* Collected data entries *
-*-*-

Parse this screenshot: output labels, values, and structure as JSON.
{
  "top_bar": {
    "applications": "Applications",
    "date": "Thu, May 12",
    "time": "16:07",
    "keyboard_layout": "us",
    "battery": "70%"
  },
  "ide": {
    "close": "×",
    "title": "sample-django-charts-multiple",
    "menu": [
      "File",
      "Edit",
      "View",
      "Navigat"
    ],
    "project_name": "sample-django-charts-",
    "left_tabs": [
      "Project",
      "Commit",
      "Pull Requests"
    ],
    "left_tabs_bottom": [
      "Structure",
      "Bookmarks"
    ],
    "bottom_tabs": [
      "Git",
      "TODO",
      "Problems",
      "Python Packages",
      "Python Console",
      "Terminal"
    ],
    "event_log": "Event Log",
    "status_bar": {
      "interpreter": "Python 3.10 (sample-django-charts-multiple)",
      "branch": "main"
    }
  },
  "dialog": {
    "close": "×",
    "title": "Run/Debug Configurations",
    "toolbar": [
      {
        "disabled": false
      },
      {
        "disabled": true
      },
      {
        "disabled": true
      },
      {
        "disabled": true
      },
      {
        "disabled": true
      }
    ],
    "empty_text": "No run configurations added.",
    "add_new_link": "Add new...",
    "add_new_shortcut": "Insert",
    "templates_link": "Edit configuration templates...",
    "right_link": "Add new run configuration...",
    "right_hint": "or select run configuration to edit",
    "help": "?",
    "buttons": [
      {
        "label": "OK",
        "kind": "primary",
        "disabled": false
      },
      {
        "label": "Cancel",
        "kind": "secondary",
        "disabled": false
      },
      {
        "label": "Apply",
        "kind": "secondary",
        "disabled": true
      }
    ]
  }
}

-*-*-

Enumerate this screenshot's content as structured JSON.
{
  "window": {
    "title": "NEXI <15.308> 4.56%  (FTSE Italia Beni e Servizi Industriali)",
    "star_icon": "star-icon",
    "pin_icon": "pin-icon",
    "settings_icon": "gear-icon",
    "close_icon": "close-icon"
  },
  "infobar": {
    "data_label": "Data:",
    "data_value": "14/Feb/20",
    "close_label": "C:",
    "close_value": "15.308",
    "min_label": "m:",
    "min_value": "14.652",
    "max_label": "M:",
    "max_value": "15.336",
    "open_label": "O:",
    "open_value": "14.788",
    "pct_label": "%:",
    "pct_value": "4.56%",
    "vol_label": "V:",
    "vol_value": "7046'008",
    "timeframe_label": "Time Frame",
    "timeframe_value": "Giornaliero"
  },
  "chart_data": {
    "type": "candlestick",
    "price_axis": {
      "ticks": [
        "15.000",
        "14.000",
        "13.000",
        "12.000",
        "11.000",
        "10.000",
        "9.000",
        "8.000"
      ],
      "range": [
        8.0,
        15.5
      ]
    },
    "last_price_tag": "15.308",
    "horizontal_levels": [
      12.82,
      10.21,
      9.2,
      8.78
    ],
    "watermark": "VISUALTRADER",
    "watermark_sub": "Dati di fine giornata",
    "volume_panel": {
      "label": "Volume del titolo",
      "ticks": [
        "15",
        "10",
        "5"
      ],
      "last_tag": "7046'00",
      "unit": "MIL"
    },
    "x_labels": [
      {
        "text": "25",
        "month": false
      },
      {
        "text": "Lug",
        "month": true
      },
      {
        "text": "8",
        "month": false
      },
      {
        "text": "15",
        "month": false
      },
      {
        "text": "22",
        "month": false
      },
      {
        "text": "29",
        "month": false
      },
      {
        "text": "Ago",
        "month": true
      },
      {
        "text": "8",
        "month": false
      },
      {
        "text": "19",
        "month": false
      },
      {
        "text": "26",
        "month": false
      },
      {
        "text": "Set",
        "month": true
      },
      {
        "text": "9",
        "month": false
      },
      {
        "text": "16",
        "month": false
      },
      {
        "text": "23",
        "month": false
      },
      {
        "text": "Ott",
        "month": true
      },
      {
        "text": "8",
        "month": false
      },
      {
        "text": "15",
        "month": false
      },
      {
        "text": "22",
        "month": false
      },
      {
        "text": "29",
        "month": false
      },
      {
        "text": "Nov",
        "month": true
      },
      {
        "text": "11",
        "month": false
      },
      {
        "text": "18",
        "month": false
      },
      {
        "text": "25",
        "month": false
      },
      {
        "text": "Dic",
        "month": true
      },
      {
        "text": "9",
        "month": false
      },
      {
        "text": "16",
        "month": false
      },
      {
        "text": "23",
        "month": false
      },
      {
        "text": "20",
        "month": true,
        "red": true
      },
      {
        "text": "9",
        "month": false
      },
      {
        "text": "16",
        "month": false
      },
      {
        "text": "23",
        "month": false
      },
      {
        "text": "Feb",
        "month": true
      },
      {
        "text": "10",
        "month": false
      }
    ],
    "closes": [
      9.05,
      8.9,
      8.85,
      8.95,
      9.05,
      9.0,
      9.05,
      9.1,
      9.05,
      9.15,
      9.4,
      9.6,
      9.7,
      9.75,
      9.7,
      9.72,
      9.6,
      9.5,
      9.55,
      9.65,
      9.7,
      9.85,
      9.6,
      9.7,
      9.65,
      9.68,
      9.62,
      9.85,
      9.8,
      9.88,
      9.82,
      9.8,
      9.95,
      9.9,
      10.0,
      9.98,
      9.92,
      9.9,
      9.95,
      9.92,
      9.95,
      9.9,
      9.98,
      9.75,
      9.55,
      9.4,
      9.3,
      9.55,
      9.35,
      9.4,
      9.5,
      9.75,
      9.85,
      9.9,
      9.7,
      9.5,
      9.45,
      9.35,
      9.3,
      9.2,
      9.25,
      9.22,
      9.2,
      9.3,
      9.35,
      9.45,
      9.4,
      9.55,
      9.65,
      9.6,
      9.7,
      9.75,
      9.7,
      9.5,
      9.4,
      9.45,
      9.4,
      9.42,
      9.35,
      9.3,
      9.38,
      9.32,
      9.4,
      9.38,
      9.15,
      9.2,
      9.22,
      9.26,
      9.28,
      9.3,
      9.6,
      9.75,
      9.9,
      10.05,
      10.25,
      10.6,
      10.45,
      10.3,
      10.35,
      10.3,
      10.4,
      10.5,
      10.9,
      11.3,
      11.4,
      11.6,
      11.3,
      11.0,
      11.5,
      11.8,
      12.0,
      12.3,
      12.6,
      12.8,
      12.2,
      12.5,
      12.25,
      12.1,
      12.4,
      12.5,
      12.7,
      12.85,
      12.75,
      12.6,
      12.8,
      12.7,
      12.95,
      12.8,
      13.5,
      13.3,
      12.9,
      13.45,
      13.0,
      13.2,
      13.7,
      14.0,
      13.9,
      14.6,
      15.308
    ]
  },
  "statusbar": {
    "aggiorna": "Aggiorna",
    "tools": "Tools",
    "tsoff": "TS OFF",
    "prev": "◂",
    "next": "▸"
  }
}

-*-*-

* EXERCISE GOAL *
Report the number of lines in the listing that include the string "title"; give nothing but the number.

* REPLY TO THE EXERCISE *
3